-------- Listing
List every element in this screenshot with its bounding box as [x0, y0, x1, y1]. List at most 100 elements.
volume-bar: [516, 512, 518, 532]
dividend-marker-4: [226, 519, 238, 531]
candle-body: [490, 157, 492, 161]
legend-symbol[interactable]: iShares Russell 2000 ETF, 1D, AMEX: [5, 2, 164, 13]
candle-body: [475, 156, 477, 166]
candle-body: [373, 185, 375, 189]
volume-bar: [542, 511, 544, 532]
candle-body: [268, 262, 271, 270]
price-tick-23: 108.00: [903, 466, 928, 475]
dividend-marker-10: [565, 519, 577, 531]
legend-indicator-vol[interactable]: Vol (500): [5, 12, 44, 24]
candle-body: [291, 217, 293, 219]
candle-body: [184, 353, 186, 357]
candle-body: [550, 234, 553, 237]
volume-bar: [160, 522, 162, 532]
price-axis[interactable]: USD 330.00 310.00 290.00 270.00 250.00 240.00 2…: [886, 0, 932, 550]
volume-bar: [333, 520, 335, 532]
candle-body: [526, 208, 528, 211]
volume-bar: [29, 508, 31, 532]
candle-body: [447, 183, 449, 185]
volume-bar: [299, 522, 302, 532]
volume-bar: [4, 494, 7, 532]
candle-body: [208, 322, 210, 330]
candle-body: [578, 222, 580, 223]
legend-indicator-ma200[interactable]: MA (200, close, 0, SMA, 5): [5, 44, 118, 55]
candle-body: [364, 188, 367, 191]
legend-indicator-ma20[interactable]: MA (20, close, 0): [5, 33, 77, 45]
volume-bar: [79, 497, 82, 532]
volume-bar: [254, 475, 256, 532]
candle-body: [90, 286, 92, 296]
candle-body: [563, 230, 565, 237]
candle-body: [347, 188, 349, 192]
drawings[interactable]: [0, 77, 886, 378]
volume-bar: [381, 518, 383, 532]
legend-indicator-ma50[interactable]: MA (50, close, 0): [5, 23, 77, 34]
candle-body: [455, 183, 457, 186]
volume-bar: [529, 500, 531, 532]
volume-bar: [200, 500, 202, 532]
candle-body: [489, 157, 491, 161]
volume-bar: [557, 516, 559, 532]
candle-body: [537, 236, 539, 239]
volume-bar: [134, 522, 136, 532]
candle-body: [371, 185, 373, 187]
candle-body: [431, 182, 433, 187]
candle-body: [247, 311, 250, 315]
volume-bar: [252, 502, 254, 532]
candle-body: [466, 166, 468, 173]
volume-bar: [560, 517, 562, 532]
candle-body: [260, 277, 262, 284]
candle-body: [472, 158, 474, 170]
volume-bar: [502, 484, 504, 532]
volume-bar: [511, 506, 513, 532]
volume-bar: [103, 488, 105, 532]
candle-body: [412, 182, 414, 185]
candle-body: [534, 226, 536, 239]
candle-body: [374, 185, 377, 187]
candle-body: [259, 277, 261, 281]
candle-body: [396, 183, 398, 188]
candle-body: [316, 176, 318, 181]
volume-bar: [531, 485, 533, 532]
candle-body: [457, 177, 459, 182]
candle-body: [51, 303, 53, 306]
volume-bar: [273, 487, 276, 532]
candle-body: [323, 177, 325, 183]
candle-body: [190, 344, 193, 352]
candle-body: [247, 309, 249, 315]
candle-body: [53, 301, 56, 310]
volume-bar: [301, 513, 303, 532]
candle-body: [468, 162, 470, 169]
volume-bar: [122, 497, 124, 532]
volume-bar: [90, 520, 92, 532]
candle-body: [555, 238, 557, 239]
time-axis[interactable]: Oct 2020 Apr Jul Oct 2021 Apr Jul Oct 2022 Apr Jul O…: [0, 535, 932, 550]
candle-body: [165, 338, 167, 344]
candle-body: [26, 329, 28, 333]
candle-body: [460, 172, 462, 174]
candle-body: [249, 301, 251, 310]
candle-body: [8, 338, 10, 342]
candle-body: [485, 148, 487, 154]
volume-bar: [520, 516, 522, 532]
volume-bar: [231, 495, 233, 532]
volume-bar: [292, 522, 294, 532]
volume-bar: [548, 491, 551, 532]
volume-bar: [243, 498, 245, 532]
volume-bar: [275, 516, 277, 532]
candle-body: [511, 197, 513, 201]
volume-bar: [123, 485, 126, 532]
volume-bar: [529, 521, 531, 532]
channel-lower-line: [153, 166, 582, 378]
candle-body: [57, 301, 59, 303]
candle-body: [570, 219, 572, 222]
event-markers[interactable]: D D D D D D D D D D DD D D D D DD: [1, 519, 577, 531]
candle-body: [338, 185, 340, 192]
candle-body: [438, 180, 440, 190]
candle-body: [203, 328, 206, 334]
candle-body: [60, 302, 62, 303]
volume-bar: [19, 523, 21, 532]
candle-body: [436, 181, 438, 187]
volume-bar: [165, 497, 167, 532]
----------------
_Given request:_
Reproduce every line of the material above without any changes, keeping the original order.

_The completed task:_
List every element in this screenshot with its bounding box as [x0, y0, x1, y1]. List at most 100 elements.
volume-bar: [516, 512, 518, 532]
dividend-marker-4: [226, 519, 238, 531]
candle-body: [490, 157, 492, 161]
legend-symbol[interactable]: iShares Russell 2000 ETF, 1D, AMEX: [5, 2, 164, 13]
candle-body: [475, 156, 477, 166]
candle-body: [373, 185, 375, 189]
volume-bar: [542, 511, 544, 532]
candle-body: [268, 262, 271, 270]
price-tick-23: 108.00: [903, 466, 928, 475]
dividend-marker-10: [565, 519, 577, 531]
legend-indicator-vol[interactable]: Vol (500): [5, 12, 44, 24]
candle-body: [291, 217, 293, 219]
candle-body: [184, 353, 186, 357]
candle-body: [550, 234, 553, 237]
volume-bar: [160, 522, 162, 532]
price-axis[interactable]: USD 330.00 310.00 290.00 270.00 250.00 240.00 2…: [886, 0, 932, 550]
volume-bar: [333, 520, 335, 532]
candle-body: [526, 208, 528, 211]
volume-bar: [29, 508, 31, 532]
candle-body: [447, 183, 449, 185]
volume-bar: [299, 522, 302, 532]
volume-bar: [4, 494, 7, 532]
candle-body: [208, 322, 210, 330]
candle-body: [578, 222, 580, 223]
legend-indicator-ma200[interactable]: MA (200, close, 0, SMA, 5): [5, 44, 118, 55]
candle-body: [364, 188, 367, 191]
legend-indicator-ma20[interactable]: MA (20, close, 0): [5, 33, 77, 45]
volume-bar: [79, 497, 82, 532]
volume-bar: [254, 475, 256, 532]
candle-body: [90, 286, 92, 296]
candle-body: [563, 230, 565, 237]
candle-body: [347, 188, 349, 192]
drawings[interactable]: [0, 77, 886, 378]
volume-bar: [381, 518, 383, 532]
legend-indicator-ma50[interactable]: MA (50, close, 0): [5, 23, 77, 34]
candle-body: [455, 183, 457, 186]
volume-bar: [529, 500, 531, 532]
volume-bar: [200, 500, 202, 532]
candle-body: [489, 157, 491, 161]
volume-bar: [557, 516, 559, 532]
candle-body: [537, 236, 539, 239]
volume-bar: [134, 522, 136, 532]
candle-body: [371, 185, 373, 187]
candle-body: [431, 182, 433, 187]
candle-body: [247, 311, 250, 315]
volume-bar: [252, 502, 254, 532]
candle-body: [466, 166, 468, 173]
volume-bar: [560, 517, 562, 532]
candle-body: [260, 277, 262, 284]
candle-body: [472, 158, 474, 170]
volume-bar: [502, 484, 504, 532]
volume-bar: [511, 506, 513, 532]
volume-bar: [103, 488, 105, 532]
candle-body: [412, 182, 414, 185]
candle-body: [534, 226, 536, 239]
candle-body: [374, 185, 377, 187]
candle-body: [259, 277, 261, 281]
candle-body: [396, 183, 398, 188]
candle-body: [316, 176, 318, 181]
volume-bar: [531, 485, 533, 532]
candle-body: [457, 177, 459, 182]
candle-body: [51, 303, 53, 306]
volume-bar: [273, 487, 276, 532]
candle-body: [323, 177, 325, 183]
candle-body: [190, 344, 193, 352]
candle-body: [247, 309, 249, 315]
candle-body: [53, 301, 56, 310]
volume-bar: [301, 513, 303, 532]
candle-body: [468, 162, 470, 169]
volume-bar: [122, 497, 124, 532]
volume-bar: [90, 520, 92, 532]
candle-body: [555, 238, 557, 239]
time-axis[interactable]: Oct 2020 Apr Jul Oct 2021 Apr Jul Oct 2022 Apr Jul O…: [0, 535, 932, 550]
candle-body: [165, 338, 167, 344]
candle-body: [26, 329, 28, 333]
candle-body: [460, 172, 462, 174]
candle-body: [249, 301, 251, 310]
candle-body: [8, 338, 10, 342]
candle-body: [485, 148, 487, 154]
volume-bar: [520, 516, 522, 532]
volume-bar: [231, 495, 233, 532]
volume-bar: [292, 522, 294, 532]
volume-bar: [548, 491, 551, 532]
volume-bar: [243, 498, 245, 532]
volume-bar: [275, 516, 277, 532]
candle-body: [511, 197, 513, 201]
volume-bar: [123, 485, 126, 532]
volume-bar: [529, 521, 531, 532]
channel-lower-line: [153, 166, 582, 378]
candle-body: [57, 301, 59, 303]
candle-body: [570, 219, 572, 222]
event-markers[interactable]: D D D D D D D D D D DD D D D D DD: [1, 519, 577, 531]
candle-body: [338, 185, 340, 192]
candle-body: [438, 180, 440, 190]
candle-body: [203, 328, 206, 334]
candle-body: [60, 302, 62, 303]
volume-bar: [19, 523, 21, 532]
candle-body: [436, 181, 438, 187]
volume-bar: [165, 497, 167, 532]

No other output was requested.